**Supplied records**
• • •

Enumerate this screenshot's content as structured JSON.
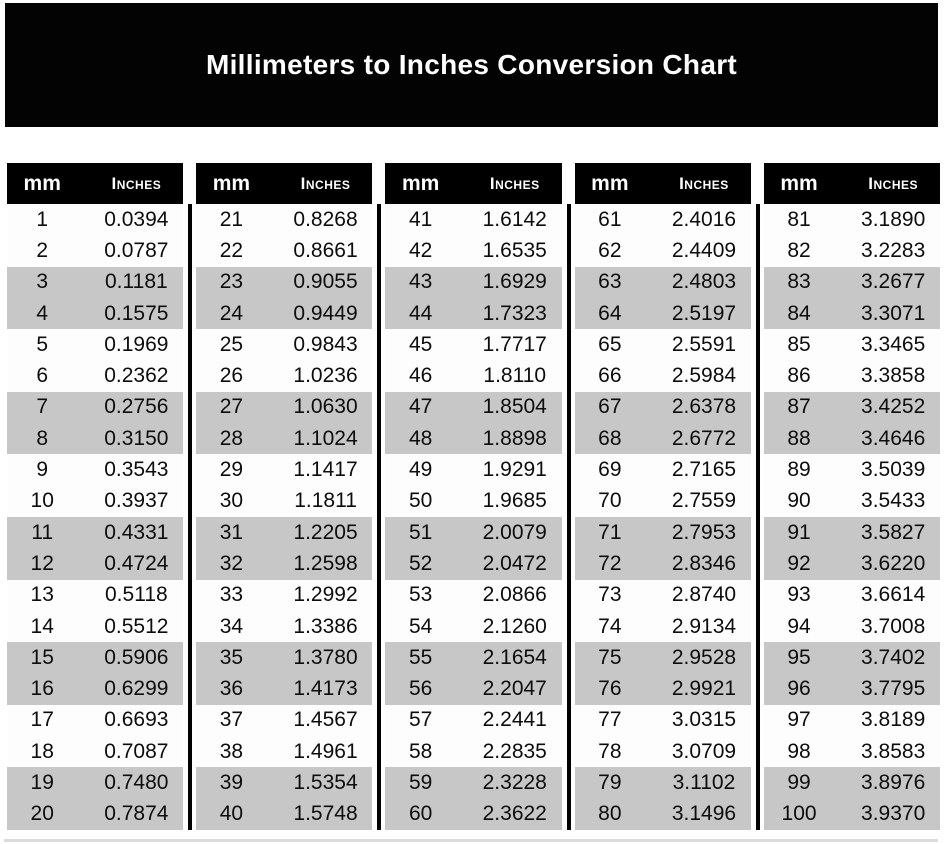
{
  "title": "Millimeters to Inches Conversion Chart",
  "columns": {
    "mm": "mm",
    "inches": "Inches"
  },
  "colors": {
    "banner_bg": "#030303",
    "header_bg": "#000000",
    "header_text": "#ffffff",
    "shaded_row": "#c7c7c7",
    "body_text": "#0d0d0d"
  },
  "tables": [
    {
      "rows": [
        [
          "1",
          "0.0394"
        ],
        [
          "2",
          "0.0787"
        ],
        [
          "3",
          "0.1181"
        ],
        [
          "4",
          "0.1575"
        ],
        [
          "5",
          "0.1969"
        ],
        [
          "6",
          "0.2362"
        ],
        [
          "7",
          "0.2756"
        ],
        [
          "8",
          "0.3150"
        ],
        [
          "9",
          "0.3543"
        ],
        [
          "10",
          "0.3937"
        ],
        [
          "11",
          "0.4331"
        ],
        [
          "12",
          "0.4724"
        ],
        [
          "13",
          "0.5118"
        ],
        [
          "14",
          "0.5512"
        ],
        [
          "15",
          "0.5906"
        ],
        [
          "16",
          "0.6299"
        ],
        [
          "17",
          "0.6693"
        ],
        [
          "18",
          "0.7087"
        ],
        [
          "19",
          "0.7480"
        ],
        [
          "20",
          "0.7874"
        ]
      ]
    },
    {
      "rows": [
        [
          "21",
          "0.8268"
        ],
        [
          "22",
          "0.8661"
        ],
        [
          "23",
          "0.9055"
        ],
        [
          "24",
          "0.9449"
        ],
        [
          "25",
          "0.9843"
        ],
        [
          "26",
          "1.0236"
        ],
        [
          "27",
          "1.0630"
        ],
        [
          "28",
          "1.1024"
        ],
        [
          "29",
          "1.1417"
        ],
        [
          "30",
          "1.1811"
        ],
        [
          "31",
          "1.2205"
        ],
        [
          "32",
          "1.2598"
        ],
        [
          "33",
          "1.2992"
        ],
        [
          "34",
          "1.3386"
        ],
        [
          "35",
          "1.3780"
        ],
        [
          "36",
          "1.4173"
        ],
        [
          "37",
          "1.4567"
        ],
        [
          "38",
          "1.4961"
        ],
        [
          "39",
          "1.5354"
        ],
        [
          "40",
          "1.5748"
        ]
      ]
    },
    {
      "rows": [
        [
          "41",
          "1.6142"
        ],
        [
          "42",
          "1.6535"
        ],
        [
          "43",
          "1.6929"
        ],
        [
          "44",
          "1.7323"
        ],
        [
          "45",
          "1.7717"
        ],
        [
          "46",
          "1.8110"
        ],
        [
          "47",
          "1.8504"
        ],
        [
          "48",
          "1.8898"
        ],
        [
          "49",
          "1.9291"
        ],
        [
          "50",
          "1.9685"
        ],
        [
          "51",
          "2.0079"
        ],
        [
          "52",
          "2.0472"
        ],
        [
          "53",
          "2.0866"
        ],
        [
          "54",
          "2.1260"
        ],
        [
          "55",
          "2.1654"
        ],
        [
          "56",
          "2.2047"
        ],
        [
          "57",
          "2.2441"
        ],
        [
          "58",
          "2.2835"
        ],
        [
          "59",
          "2.3228"
        ],
        [
          "60",
          "2.3622"
        ]
      ]
    },
    {
      "rows": [
        [
          "61",
          "2.4016"
        ],
        [
          "62",
          "2.4409"
        ],
        [
          "63",
          "2.4803"
        ],
        [
          "64",
          "2.5197"
        ],
        [
          "65",
          "2.5591"
        ],
        [
          "66",
          "2.5984"
        ],
        [
          "67",
          "2.6378"
        ],
        [
          "68",
          "2.6772"
        ],
        [
          "69",
          "2.7165"
        ],
        [
          "70",
          "2.7559"
        ],
        [
          "71",
          "2.7953"
        ],
        [
          "72",
          "2.8346"
        ],
        [
          "73",
          "2.8740"
        ],
        [
          "74",
          "2.9134"
        ],
        [
          "75",
          "2.9528"
        ],
        [
          "76",
          "2.9921"
        ],
        [
          "77",
          "3.0315"
        ],
        [
          "78",
          "3.0709"
        ],
        [
          "79",
          "3.1102"
        ],
        [
          "80",
          "3.1496"
        ]
      ]
    },
    {
      "rows": [
        [
          "81",
          "3.1890"
        ],
        [
          "82",
          "3.2283"
        ],
        [
          "83",
          "3.2677"
        ],
        [
          "84",
          "3.3071"
        ],
        [
          "85",
          "3.3465"
        ],
        [
          "86",
          "3.3858"
        ],
        [
          "87",
          "3.4252"
        ],
        [
          "88",
          "3.4646"
        ],
        [
          "89",
          "3.5039"
        ],
        [
          "90",
          "3.5433"
        ],
        [
          "91",
          "3.5827"
        ],
        [
          "92",
          "3.6220"
        ],
        [
          "93",
          "3.6614"
        ],
        [
          "94",
          "3.7008"
        ],
        [
          "95",
          "3.7402"
        ],
        [
          "96",
          "3.7795"
        ],
        [
          "97",
          "3.8189"
        ],
        [
          "98",
          "3.8583"
        ],
        [
          "99",
          "3.8976"
        ],
        [
          "100",
          "3.9370"
        ]
      ]
    }
  ]
}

• • •

**Stated problem**
Go through the listing above and quote it exactly, apart from its images.

**Solution for this problem**
Enumerate this screenshot's content as structured JSON.
{
  "title": "Millimeters to Inches Conversion Chart",
  "columns": {
    "mm": "mm",
    "inches": "Inches"
  },
  "colors": {
    "banner_bg": "#030303",
    "header_bg": "#000000",
    "header_text": "#ffffff",
    "shaded_row": "#c7c7c7",
    "body_text": "#0d0d0d"
  },
  "tables": [
    {
      "rows": [
        [
          "1",
          "0.0394"
        ],
        [
          "2",
          "0.0787"
        ],
        [
          "3",
          "0.1181"
        ],
        [
          "4",
          "0.1575"
        ],
        [
          "5",
          "0.1969"
        ],
        [
          "6",
          "0.2362"
        ],
        [
          "7",
          "0.2756"
        ],
        [
          "8",
          "0.3150"
        ],
        [
          "9",
          "0.3543"
        ],
        [
          "10",
          "0.3937"
        ],
        [
          "11",
          "0.4331"
        ],
        [
          "12",
          "0.4724"
        ],
        [
          "13",
          "0.5118"
        ],
        [
          "14",
          "0.5512"
        ],
        [
          "15",
          "0.5906"
        ],
        [
          "16",
          "0.6299"
        ],
        [
          "17",
          "0.6693"
        ],
        [
          "18",
          "0.7087"
        ],
        [
          "19",
          "0.7480"
        ],
        [
          "20",
          "0.7874"
        ]
      ]
    },
    {
      "rows": [
        [
          "21",
          "0.8268"
        ],
        [
          "22",
          "0.8661"
        ],
        [
          "23",
          "0.9055"
        ],
        [
          "24",
          "0.9449"
        ],
        [
          "25",
          "0.9843"
        ],
        [
          "26",
          "1.0236"
        ],
        [
          "27",
          "1.0630"
        ],
        [
          "28",
          "1.1024"
        ],
        [
          "29",
          "1.1417"
        ],
        [
          "30",
          "1.1811"
        ],
        [
          "31",
          "1.2205"
        ],
        [
          "32",
          "1.2598"
        ],
        [
          "33",
          "1.2992"
        ],
        [
          "34",
          "1.3386"
        ],
        [
          "35",
          "1.3780"
        ],
        [
          "36",
          "1.4173"
        ],
        [
          "37",
          "1.4567"
        ],
        [
          "38",
          "1.4961"
        ],
        [
          "39",
          "1.5354"
        ],
        [
          "40",
          "1.5748"
        ]
      ]
    },
    {
      "rows": [
        [
          "41",
          "1.6142"
        ],
        [
          "42",
          "1.6535"
        ],
        [
          "43",
          "1.6929"
        ],
        [
          "44",
          "1.7323"
        ],
        [
          "45",
          "1.7717"
        ],
        [
          "46",
          "1.8110"
        ],
        [
          "47",
          "1.8504"
        ],
        [
          "48",
          "1.8898"
        ],
        [
          "49",
          "1.9291"
        ],
        [
          "50",
          "1.9685"
        ],
        [
          "51",
          "2.0079"
        ],
        [
          "52",
          "2.0472"
        ],
        [
          "53",
          "2.0866"
        ],
        [
          "54",
          "2.1260"
        ],
        [
          "55",
          "2.1654"
        ],
        [
          "56",
          "2.2047"
        ],
        [
          "57",
          "2.2441"
        ],
        [
          "58",
          "2.2835"
        ],
        [
          "59",
          "2.3228"
        ],
        [
          "60",
          "2.3622"
        ]
      ]
    },
    {
      "rows": [
        [
          "61",
          "2.4016"
        ],
        [
          "62",
          "2.4409"
        ],
        [
          "63",
          "2.4803"
        ],
        [
          "64",
          "2.5197"
        ],
        [
          "65",
          "2.5591"
        ],
        [
          "66",
          "2.5984"
        ],
        [
          "67",
          "2.6378"
        ],
        [
          "68",
          "2.6772"
        ],
        [
          "69",
          "2.7165"
        ],
        [
          "70",
          "2.7559"
        ],
        [
          "71",
          "2.7953"
        ],
        [
          "72",
          "2.8346"
        ],
        [
          "73",
          "2.8740"
        ],
        [
          "74",
          "2.9134"
        ],
        [
          "75",
          "2.9528"
        ],
        [
          "76",
          "2.9921"
        ],
        [
          "77",
          "3.0315"
        ],
        [
          "78",
          "3.0709"
        ],
        [
          "79",
          "3.1102"
        ],
        [
          "80",
          "3.1496"
        ]
      ]
    },
    {
      "rows": [
        [
          "81",
          "3.1890"
        ],
        [
          "82",
          "3.2283"
        ],
        [
          "83",
          "3.2677"
        ],
        [
          "84",
          "3.3071"
        ],
        [
          "85",
          "3.3465"
        ],
        [
          "86",
          "3.3858"
        ],
        [
          "87",
          "3.4252"
        ],
        [
          "88",
          "3.4646"
        ],
        [
          "89",
          "3.5039"
        ],
        [
          "90",
          "3.5433"
        ],
        [
          "91",
          "3.5827"
        ],
        [
          "92",
          "3.6220"
        ],
        [
          "93",
          "3.6614"
        ],
        [
          "94",
          "3.7008"
        ],
        [
          "95",
          "3.7402"
        ],
        [
          "96",
          "3.7795"
        ],
        [
          "97",
          "3.8189"
        ],
        [
          "98",
          "3.8583"
        ],
        [
          "99",
          "3.8976"
        ],
        [
          "100",
          "3.9370"
        ]
      ]
    }
  ]
}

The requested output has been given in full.